## Exercise description
Show every line of the records below that contains the word "grid".

(Records from a dataset)
+ + + + +

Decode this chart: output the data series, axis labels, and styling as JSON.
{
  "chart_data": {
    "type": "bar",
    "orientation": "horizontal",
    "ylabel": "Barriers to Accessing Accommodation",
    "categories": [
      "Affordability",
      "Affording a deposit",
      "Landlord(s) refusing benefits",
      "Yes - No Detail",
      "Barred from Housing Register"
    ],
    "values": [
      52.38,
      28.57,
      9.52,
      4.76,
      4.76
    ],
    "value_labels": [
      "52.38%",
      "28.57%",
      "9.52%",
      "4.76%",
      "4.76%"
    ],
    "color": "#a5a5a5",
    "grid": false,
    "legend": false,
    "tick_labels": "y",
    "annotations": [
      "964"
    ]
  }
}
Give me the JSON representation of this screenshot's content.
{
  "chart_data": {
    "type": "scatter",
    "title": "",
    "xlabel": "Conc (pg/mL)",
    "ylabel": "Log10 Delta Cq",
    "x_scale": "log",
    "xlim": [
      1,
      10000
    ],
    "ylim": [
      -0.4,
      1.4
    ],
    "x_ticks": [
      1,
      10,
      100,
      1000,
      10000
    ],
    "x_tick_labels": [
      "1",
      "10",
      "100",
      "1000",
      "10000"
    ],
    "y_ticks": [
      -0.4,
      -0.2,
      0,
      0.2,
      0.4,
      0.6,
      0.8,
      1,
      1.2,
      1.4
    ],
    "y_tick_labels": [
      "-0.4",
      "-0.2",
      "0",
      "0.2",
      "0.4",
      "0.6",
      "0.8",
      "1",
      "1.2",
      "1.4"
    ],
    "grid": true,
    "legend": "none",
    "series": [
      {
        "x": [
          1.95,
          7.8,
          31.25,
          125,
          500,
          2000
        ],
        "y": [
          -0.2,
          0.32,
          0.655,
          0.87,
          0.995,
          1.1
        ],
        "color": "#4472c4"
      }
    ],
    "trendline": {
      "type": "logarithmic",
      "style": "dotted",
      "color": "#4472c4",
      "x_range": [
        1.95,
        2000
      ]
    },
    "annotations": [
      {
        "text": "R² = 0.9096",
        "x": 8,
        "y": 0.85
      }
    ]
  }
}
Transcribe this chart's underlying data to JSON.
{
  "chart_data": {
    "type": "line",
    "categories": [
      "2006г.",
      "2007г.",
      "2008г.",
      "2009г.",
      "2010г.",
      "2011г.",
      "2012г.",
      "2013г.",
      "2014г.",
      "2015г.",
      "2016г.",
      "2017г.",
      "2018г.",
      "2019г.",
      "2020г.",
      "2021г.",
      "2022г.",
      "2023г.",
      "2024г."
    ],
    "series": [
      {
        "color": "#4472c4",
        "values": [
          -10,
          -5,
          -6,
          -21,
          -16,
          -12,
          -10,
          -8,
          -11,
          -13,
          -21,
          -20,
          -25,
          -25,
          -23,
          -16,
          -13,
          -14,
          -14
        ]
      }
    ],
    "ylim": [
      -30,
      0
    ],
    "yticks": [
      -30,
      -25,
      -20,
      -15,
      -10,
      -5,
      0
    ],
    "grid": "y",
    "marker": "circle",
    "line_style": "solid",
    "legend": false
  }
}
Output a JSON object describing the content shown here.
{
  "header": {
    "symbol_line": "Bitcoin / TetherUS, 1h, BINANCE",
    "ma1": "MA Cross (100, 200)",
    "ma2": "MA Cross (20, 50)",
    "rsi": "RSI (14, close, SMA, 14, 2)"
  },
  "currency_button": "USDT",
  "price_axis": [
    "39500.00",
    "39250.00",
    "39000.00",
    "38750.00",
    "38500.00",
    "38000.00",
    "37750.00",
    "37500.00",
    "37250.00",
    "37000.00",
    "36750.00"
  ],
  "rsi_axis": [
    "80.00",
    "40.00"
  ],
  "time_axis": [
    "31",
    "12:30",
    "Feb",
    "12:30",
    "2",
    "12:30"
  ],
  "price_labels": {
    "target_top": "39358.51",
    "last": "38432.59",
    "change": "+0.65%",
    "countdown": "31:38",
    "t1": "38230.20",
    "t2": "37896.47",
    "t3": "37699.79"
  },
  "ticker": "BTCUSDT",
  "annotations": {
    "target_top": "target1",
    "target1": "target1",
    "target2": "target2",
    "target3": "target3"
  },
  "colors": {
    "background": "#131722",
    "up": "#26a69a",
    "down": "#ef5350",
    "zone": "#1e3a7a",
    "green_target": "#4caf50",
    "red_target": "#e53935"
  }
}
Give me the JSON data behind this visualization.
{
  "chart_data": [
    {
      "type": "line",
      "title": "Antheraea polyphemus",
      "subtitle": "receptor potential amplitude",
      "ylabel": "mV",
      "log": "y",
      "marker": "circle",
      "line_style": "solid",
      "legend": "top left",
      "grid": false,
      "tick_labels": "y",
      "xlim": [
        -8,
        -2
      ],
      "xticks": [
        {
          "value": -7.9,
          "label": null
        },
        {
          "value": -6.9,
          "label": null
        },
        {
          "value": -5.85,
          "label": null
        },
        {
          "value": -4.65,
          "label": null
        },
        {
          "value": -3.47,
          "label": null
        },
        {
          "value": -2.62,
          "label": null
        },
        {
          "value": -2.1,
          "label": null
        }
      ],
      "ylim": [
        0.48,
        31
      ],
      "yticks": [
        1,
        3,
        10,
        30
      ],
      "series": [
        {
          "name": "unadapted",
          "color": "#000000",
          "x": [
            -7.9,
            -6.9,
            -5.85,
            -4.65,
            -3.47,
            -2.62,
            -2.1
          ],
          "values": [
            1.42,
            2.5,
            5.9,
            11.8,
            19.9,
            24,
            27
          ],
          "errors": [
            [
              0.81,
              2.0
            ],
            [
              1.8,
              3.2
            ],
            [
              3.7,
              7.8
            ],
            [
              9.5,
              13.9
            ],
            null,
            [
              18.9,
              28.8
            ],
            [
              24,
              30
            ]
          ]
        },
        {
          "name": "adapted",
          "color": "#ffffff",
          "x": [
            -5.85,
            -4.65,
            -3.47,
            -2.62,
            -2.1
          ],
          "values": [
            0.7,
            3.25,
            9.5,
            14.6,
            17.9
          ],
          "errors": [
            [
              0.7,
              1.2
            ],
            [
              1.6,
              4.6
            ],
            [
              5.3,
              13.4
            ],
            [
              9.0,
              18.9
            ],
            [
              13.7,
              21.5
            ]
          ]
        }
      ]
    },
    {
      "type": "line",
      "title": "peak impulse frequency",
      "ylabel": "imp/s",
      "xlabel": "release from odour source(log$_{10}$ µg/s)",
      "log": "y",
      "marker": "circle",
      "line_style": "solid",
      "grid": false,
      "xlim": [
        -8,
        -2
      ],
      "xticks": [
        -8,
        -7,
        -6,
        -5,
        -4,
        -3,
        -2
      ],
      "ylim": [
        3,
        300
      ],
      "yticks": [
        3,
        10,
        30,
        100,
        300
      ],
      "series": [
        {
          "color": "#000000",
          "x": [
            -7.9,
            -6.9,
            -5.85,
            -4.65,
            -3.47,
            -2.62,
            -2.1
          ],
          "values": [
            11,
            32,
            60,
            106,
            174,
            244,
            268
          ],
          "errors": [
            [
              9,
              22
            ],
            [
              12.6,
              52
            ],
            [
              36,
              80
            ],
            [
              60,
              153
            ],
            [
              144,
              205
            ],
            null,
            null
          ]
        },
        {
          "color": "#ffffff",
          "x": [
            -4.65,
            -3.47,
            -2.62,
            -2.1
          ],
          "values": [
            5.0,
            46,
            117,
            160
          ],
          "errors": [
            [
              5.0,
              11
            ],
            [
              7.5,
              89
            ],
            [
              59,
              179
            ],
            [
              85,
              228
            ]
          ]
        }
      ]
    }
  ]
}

+ + + + +

## Exercise output
    "grid": false,
    "grid": true,
    "grid": "y",
      "grid": false,
      "grid": false,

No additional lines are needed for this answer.